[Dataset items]
◇ ◇ ◇
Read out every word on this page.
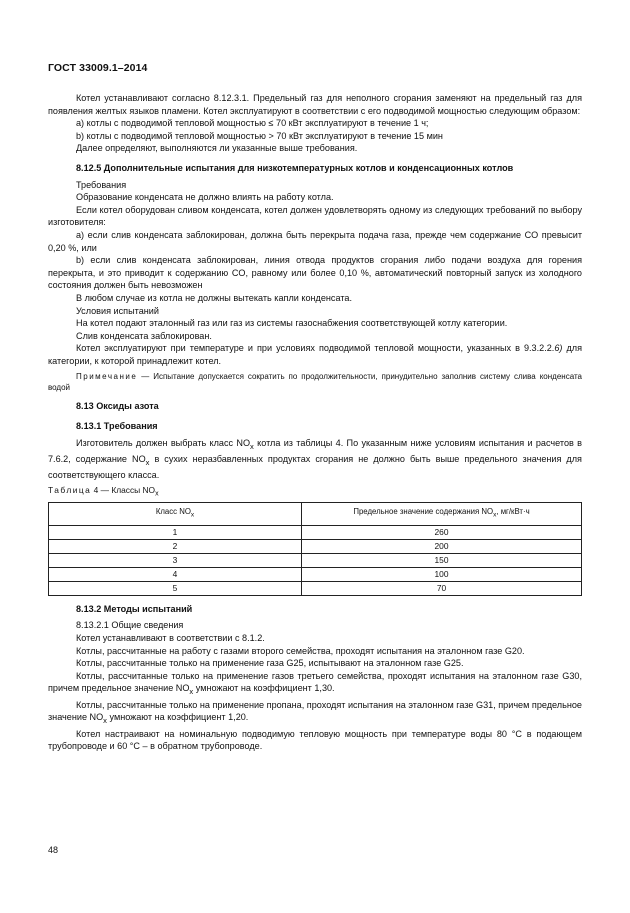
ГОСТ 33009.1–2014

Котел устанавливают согласно 8.12.3.1. Предельный газ для неполного сгорания заменяют на предельный газ для появления желтых языков пламени. Котел эксплуатируют в соответствии с его подводимой мощностью следующим образом:

a) котлы с подводимой тепловой мощностью ≤ 70 кВт эксплуатируют в течение 1 ч;

b) котлы с подводимой тепловой мощностью > 70 кВт эксплуатируют в течение 15 мин

Далее определяют, выполняются ли указанные выше требования.

8.12.5 Дополнительные испытания для низкотемпературных котлов и конденсационных котлов

Требования

Образование конденсата не должно влиять на работу котла.

Если котел оборудован сливом конденсата, котел должен удовлетворять одному из следующих требований по выбору изготовителя:

a) если слив конденсата заблокирован, должна быть перекрыта подача газа, прежде чем содержание CO превысит 0,20 %, или

b) если слив конденсата заблокирован, линия отвода продуктов сгорания либо подачи воздуха для горения перекрыта, и это приводит к содержанию CO, равному или более 0,10 %, автоматический повторный запуск из холодного состояния должен быть невозможен

В любом случае из котла не должны вытекать капли конденсата.

Условия испытаний

На котел подают эталонный газ или газ из системы газоснабжения соответствующей котлу категории.

Слив конденсата заблокирован.

Котел эксплуатируют при температуре и при условиях подводимой тепловой мощности, указанных в 9.3.2.2.6) для категории, к которой принадлежит котел.

Примечание — Испытание допускается сократить по продолжительности, принудительно заполнив систему слива конденсата водой

8.13 Оксиды азота

8.13.1 Требования

Изготовитель должен выбрать класс $NO_x$ котла из таблицы 4. По указанным ниже условиям испытания и расчетов в 7.6.2, содержание $NO_x$ в сухих неразбавленных продуктах сгорания не должно быть выше предельного значения для соответствующего класса.

Таблица 4 — Классы $NO_x$

Класс $NO_x$	Предельное значение содержания $NO_x$, мг/кВт·ч
1	260
2	200
3	150
4	100
5	70

8.13.2 Методы испытаний

8.13.2.1 Общие сведения

Котел устанавливают в соответствии с 8.1.2.

Котлы, рассчитанные на работу с газами второго семейства, проходят испытания на эталонном газе G20.

Котлы, рассчитанные только на применение газа G25, испытывают на эталонном газе G25.

Котлы, рассчитанные только на применение газов третьего семейства, проходят испытания на эталонном газе G30, причем предельное значение $NO_x$ умножают на коэффициент 1,30.

Котлы, рассчитанные только на применение пропана, проходят испытания на эталонном газе G31, причем предельное значение $NO_x$ умножают на коэффициент 1,20.

Котел настраивают на номинальную подводимую тепловую мощность при температуре воды 80 °С в подающем трубопроводе и 60 °С – в обратном трубопроводе.

48
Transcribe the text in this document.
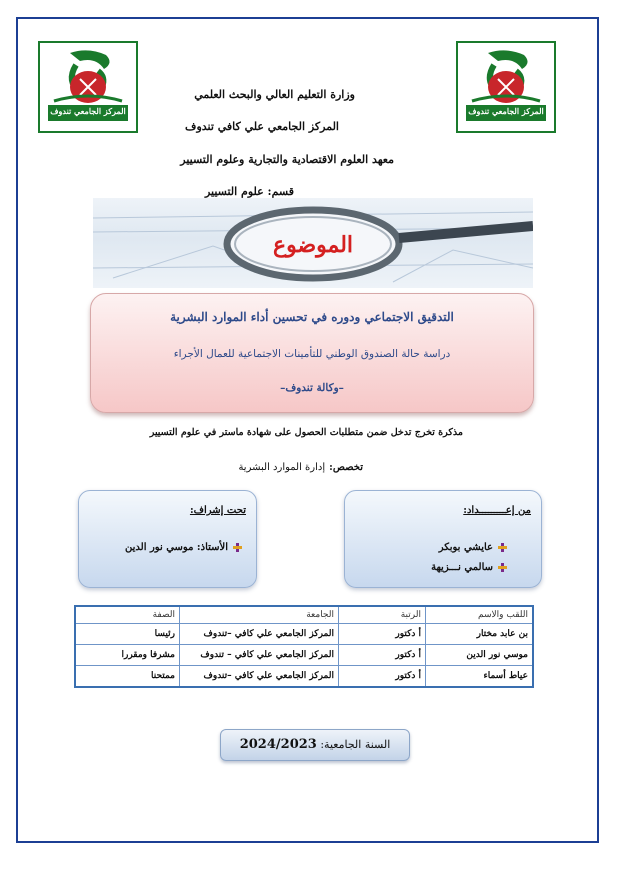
المركز الجامعي تندوف	المركز الجامعي تندوف
وزارة التعليم العالي والبحث العلمي
المركز الجامعي علي كافي تندوف
معهد العلوم الاقتصادية والتجارية وعلوم التسيير
قسم: علوم التسيير
الموضوع
التدقيق الاجتماعي ودوره في تحسين أداء الموارد البشرية
دراسة حالة الصندوق الوطني للتأمينات الاجتماعية للعمال الأجراء
–وكالة تندوف–
مذكرة تخرج تدخل ضمن متطلبات الحصول على شهادة ماستر في علوم التسيير
تخصص:
إدارة الموارد البشرية
من إعـــــــــداد:
عايشي بوبكر
سالمي نـــزيهة
تحت إشراف:
الأستاذ: موسي نور الدين
اللقب والاسم	الرتبة	الجامعة	الصفة
بن عابد مختار	أ دكتور	المركز الجامعي علي كافي –تندوف	رئيسا
موسي نور الدين	أ دكتور	المركز الجامعي علي كافي – تندوف	مشرفا ومقررا
عياط أسماء	أ دكتور	المركز الجامعي علي كافي –تندوف	ممتحنا
السنة الجامعية: 2024/2023
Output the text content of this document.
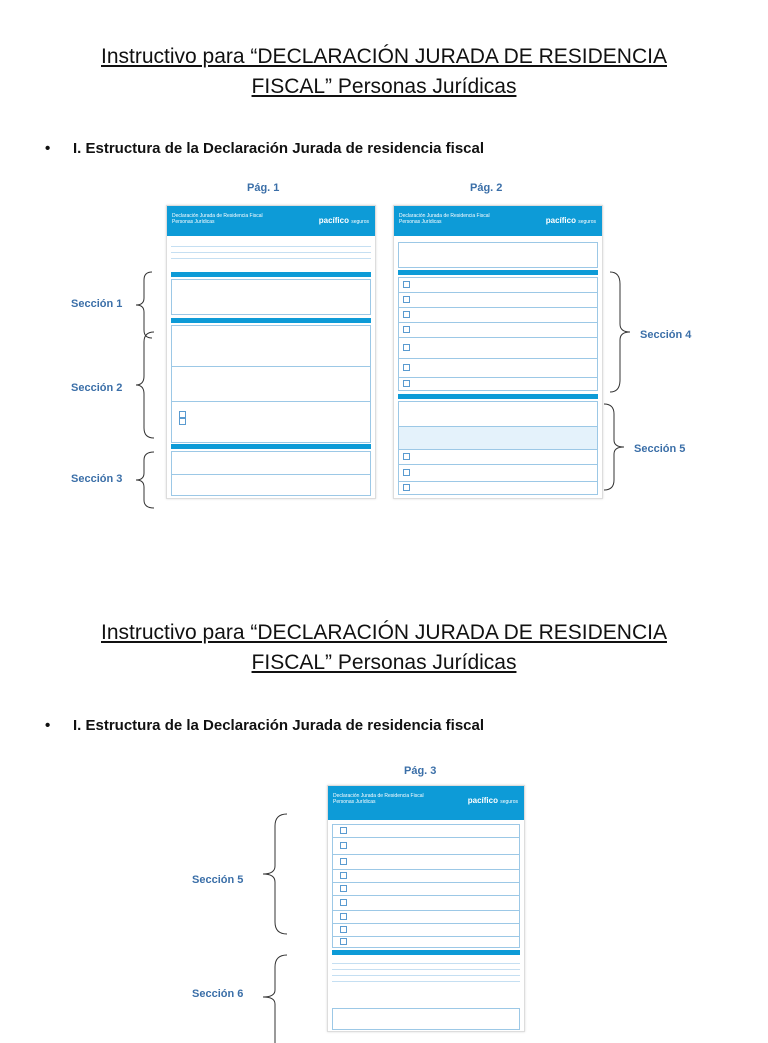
Instructivo para “DECLARACIÓN JURADA DE RESIDENCIA
FISCAL” Personas Jurídicas
• I. Estructura de la Declaración Jurada de residencia fiscal
Pág. 1	Pág. 2
Declaración Jurada de Residencia Fiscal
Personas Jurídicas	pacífico seguros
Declaración Jurada de Residencia Fiscal
Personas Jurídicas	pacífico seguros
Sección 1
Sección 2
Sección 3
Sección 4
Sección 5
Instructivo para “DECLARACIÓN JURADA DE RESIDENCIA
FISCAL” Personas Jurídicas
• I. Estructura de la Declaración Jurada de residencia fiscal
Pág. 3
Declaración Jurada de Residencia Fiscal
Personas Jurídicas	pacífico seguros
Sección 5
Sección 6
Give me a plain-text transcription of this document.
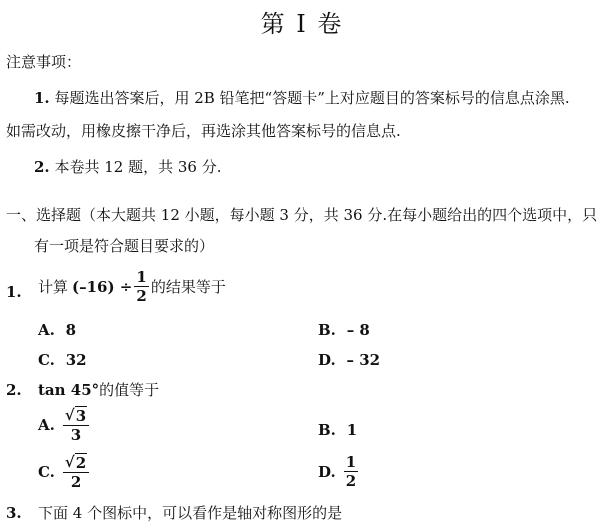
第 I 卷
注意事项：
1. 每题选出答案后，用 2B 铅笔把“答题卡”上对应题目的答案标号的信息点涂黑.
如需改动，用橡皮擦干净后，再选涂其他答案标号的信息点.
2. 本卷共 12 题，共 36 分.
一、选择题（本大题共 12 小题，每小题 3 分，共 36 分.在每小题给出的四个选项中，只
有一项是符合题目要求的）
1. 计算 $(-16) \div \frac{1}{2}$ 的结果等于
A. 8	B. – 8
C. 32	D. – 32
2. tan 45°的值等于
A. $\frac{√ 3}{3}$	B. 1
C. $\frac{√ 2}{2}$	D. $\frac{1}{2}$
3. 下面 4 个图标中，可以看作是轴对称图形的是
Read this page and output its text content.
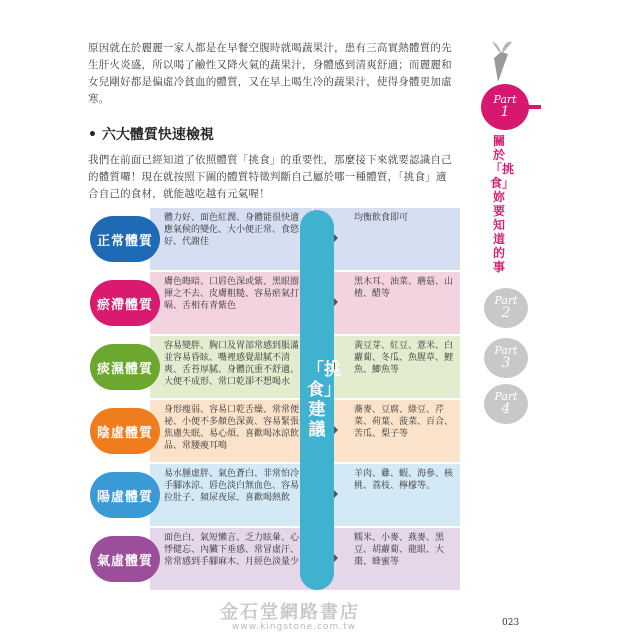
原因就在於麗麗一家人都是在早餐空腹時就喝蔬果汁，患有三高實熱體質的先生肝火炎盛，所以喝了鹼性又降火氣的蔬果汁，身體感到清爽舒適；而麗麗和女兒剛好都是偏虛冷貧血的體質，又在早上喝生冷的蔬果汁，使得身體更加虛寒。

• 六大體質快速檢視

我們在前面已經知道了依照體質「挑食」的重要性，那麼接下來就要認識自己的體質囉！現在就按照下圖的體質特徵判斷自己屬於哪一種體質，「挑食」適合自己的食材，就能越吃越有元氣喔！

Part
1
關於「挑食」妳要知道的事
Part
2
Part
3
Part
4
正常體質
體力好、面色紅潤、身體能很快適應氣候的變化、大小便正常、食慾好、代謝佳
均衡飲食即可
瘀滯體質
膚色晦暗、口唇色深或紫、黑眼圈揮之不去、皮膚粗糙、容易瘀氣打嗝、舌相有青紫色
黑木耳、油菜、蘑菇、山楂、醋等
痰濕體質
容易變胖、胸口及胃部常感到脹滿並容易昏眩、嘴裡感覺甜膩不清爽、舌苔厚膩、身體沉重不舒適、大便不成形、常口乾卻不想喝水
黃豆芽、紅豆、薏米、白蘿蔔、冬瓜、魚腥草、鯉魚、鯽魚等
陰虛體質
身形瘦弱、容易口乾舌燥、常常便祕、小便不多顏色深黃、容易緊張焦慮失眠、易心煩、喜歡喝冰涼飲品、常腰痠耳鳴
蕎麥、豆腐、綠豆、芹菜、荷葉、菠菜、百合、苦瓜、梨子等
陽虛體質
易水腫虛胖、氣色蒼白、非常怕冷手腳冰涼、唇色淡白無血色、容易拉肚子、頻尿夜尿、喜歡喝熱飲
羊肉、雞、蝦、海參、核桃、荔枝、檸檬等。
氣虛體質
面色白、氣短懶言、乏力眩暈、心悸健忘、內臟下垂感、常冒虛汗、常常感到手腳麻木、月經色淡量少
糯米、小麥、燕麥、黑豆、胡蘿蔔、龍眼、大棗、蜂蜜等
「挑食」建議
金石堂網路書店
www.kingstone.com.tw	023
◇ ◇ ◇
Exercise objective: Look over the material above and show each line where "перекрыта" appears.

Finished task:
a) если слив конденсата заблокирован, должна быть перекрыта подача газа, прежде чем содержание CO превысит 0,20 %, или
b) если слив конденсата заблокирован, линия отвода продуктов сгорания либо подачи воздуха для горения перекрыта, и это приводит к содержанию CO, равному или более 0,10 %, автоматический повторный запуск из холодного состояния должен быть невозможен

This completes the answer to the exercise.